§ **Set problem**
Which lines contain the word "Salario"? Return each of them as written.

******************************

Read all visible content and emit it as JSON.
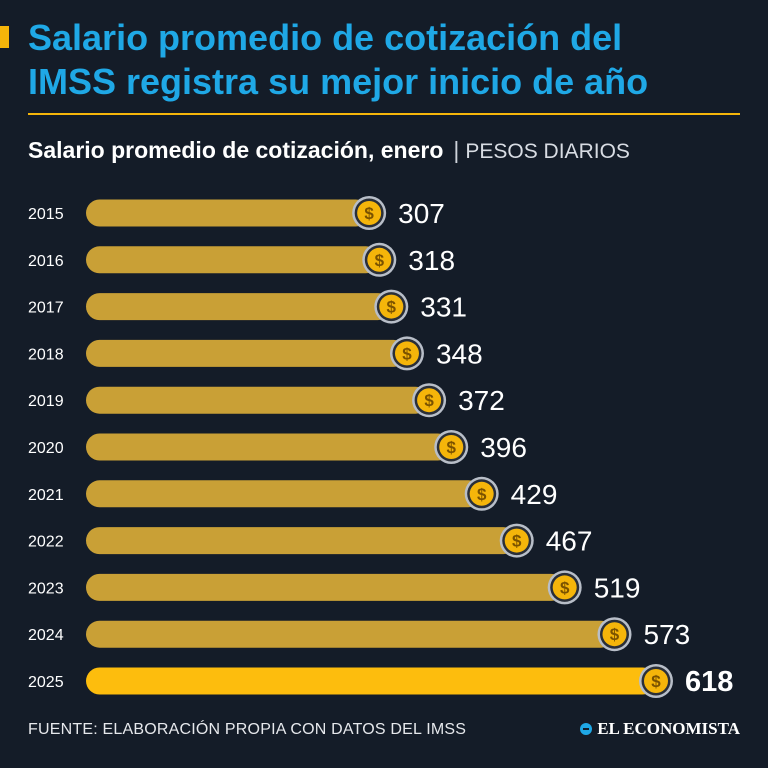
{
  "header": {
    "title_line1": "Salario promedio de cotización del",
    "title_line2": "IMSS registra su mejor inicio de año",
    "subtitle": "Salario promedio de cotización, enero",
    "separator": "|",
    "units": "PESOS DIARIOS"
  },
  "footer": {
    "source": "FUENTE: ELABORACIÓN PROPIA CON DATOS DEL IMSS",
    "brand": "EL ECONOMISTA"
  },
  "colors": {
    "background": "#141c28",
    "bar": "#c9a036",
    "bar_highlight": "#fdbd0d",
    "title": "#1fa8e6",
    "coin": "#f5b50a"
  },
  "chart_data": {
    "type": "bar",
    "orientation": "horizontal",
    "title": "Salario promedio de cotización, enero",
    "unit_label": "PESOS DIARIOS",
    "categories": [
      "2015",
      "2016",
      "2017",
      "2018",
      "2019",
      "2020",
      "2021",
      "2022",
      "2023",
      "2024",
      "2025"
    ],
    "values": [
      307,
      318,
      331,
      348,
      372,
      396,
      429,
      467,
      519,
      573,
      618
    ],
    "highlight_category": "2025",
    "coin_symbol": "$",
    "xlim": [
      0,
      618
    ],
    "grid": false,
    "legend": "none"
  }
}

******************************

§ **Worked solution**
    "title_line1": "Salario promedio de cotización del",
    "subtitle": "Salario promedio de cotización, enero",
    "title": "Salario promedio de cotización, enero",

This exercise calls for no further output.